SET PROBLEM> Scan the records below for the word "ylabel" and give only the number of lines that hold it.

RAW RECORDS>
···
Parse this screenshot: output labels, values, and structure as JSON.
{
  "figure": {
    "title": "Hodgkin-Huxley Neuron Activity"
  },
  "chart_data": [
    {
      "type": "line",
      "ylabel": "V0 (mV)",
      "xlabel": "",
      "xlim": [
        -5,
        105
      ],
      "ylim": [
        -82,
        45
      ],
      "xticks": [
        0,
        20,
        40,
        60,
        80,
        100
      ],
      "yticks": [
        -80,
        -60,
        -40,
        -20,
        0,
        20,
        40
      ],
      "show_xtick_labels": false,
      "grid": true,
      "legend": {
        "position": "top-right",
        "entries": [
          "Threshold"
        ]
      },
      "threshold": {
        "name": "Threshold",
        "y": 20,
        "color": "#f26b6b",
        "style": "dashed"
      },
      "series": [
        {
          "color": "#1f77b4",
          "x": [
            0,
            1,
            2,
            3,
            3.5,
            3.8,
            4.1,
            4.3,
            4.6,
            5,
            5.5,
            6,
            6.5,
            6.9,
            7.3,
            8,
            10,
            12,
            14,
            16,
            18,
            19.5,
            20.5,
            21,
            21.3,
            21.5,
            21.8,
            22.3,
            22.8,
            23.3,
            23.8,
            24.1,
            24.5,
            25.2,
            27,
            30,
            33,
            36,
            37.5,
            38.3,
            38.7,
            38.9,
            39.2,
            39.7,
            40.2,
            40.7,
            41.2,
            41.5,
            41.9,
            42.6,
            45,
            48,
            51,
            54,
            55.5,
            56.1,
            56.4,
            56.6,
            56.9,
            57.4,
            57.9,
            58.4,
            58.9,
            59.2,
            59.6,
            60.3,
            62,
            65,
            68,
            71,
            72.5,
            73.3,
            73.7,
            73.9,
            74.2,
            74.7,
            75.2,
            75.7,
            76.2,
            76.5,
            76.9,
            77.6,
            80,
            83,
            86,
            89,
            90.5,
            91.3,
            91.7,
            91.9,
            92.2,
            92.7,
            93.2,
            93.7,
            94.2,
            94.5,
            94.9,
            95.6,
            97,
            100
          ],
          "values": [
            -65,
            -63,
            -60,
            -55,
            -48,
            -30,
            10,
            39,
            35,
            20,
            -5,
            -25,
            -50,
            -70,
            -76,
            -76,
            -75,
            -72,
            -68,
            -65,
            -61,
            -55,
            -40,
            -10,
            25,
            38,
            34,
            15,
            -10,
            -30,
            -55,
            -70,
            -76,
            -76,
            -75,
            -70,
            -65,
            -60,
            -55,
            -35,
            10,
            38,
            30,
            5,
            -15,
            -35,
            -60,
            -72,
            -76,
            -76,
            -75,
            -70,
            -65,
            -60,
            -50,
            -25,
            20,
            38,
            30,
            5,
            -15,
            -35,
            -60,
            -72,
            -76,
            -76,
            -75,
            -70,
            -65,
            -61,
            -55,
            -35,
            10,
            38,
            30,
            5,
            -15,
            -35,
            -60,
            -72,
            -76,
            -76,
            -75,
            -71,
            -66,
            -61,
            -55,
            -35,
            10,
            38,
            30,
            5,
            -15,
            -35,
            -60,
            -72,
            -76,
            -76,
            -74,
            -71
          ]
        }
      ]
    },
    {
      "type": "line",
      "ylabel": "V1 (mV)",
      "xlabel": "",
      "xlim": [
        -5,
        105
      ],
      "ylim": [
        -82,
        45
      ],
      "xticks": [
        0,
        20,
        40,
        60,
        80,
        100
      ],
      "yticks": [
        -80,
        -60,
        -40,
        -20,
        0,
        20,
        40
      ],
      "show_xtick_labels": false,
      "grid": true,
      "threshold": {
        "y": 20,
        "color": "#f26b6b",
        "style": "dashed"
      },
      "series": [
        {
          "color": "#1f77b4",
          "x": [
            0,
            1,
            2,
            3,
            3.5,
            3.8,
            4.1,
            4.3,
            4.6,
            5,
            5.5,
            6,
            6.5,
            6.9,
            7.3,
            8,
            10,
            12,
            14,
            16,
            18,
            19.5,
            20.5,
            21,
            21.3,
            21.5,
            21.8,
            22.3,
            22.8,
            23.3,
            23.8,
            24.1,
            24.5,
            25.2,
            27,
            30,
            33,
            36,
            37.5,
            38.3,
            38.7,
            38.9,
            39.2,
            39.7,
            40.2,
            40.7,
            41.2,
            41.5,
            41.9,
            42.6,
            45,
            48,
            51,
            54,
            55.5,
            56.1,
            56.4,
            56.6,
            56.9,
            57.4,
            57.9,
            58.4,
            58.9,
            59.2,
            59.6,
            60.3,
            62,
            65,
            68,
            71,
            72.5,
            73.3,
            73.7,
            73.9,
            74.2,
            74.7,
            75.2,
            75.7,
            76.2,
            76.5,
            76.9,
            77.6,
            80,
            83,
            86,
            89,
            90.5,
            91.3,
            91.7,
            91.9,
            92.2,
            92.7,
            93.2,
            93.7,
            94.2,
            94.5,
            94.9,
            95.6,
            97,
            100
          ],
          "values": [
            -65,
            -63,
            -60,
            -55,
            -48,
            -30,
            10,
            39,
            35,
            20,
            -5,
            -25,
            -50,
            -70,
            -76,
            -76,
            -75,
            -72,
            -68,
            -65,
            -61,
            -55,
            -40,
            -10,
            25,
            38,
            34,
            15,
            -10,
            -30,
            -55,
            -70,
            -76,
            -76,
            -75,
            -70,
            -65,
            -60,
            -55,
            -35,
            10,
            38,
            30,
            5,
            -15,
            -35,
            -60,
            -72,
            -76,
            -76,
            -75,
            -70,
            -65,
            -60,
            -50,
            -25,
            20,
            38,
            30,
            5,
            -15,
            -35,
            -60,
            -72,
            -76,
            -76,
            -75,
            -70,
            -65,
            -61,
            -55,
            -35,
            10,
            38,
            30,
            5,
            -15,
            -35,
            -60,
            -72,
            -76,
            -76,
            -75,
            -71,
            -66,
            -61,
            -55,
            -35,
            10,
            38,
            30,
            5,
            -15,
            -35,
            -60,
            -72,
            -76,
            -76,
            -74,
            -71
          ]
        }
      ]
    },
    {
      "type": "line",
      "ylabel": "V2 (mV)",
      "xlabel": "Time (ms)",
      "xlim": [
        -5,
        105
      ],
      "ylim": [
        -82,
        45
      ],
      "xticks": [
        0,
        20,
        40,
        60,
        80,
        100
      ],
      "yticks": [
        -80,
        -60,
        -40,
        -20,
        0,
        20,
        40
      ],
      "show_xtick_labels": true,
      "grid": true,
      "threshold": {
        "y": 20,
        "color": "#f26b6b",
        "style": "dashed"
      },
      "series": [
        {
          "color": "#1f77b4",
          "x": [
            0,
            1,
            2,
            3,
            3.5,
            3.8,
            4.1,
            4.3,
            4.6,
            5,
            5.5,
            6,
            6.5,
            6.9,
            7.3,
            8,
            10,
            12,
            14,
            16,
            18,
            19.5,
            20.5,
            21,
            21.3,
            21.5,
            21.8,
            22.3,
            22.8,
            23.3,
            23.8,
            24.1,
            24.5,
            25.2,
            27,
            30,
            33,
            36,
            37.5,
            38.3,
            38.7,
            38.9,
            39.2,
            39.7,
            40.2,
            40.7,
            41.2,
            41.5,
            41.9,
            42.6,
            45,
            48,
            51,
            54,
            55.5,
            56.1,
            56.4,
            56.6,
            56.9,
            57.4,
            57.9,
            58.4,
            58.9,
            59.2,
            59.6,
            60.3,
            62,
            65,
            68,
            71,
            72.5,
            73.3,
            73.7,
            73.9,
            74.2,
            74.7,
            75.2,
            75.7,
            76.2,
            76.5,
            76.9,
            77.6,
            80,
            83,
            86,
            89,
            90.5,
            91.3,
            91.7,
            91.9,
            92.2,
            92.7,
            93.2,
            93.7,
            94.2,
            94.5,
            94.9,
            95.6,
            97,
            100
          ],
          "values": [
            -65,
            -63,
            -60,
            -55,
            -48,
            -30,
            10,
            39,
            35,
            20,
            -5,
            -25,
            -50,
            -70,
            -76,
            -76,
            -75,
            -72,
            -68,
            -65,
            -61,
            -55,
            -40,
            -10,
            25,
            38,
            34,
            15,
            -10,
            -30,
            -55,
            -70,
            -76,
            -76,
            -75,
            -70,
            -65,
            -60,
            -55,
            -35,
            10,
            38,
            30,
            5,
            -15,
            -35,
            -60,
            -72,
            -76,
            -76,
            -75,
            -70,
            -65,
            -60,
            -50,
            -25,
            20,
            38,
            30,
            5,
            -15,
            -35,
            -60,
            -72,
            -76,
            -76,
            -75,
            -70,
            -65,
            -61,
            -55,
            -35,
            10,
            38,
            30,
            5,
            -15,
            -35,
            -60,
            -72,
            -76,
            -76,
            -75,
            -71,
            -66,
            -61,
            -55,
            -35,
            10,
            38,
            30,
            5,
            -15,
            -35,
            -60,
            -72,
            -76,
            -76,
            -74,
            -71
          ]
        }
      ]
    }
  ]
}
···
RESPONSE TO THIS TASK> 3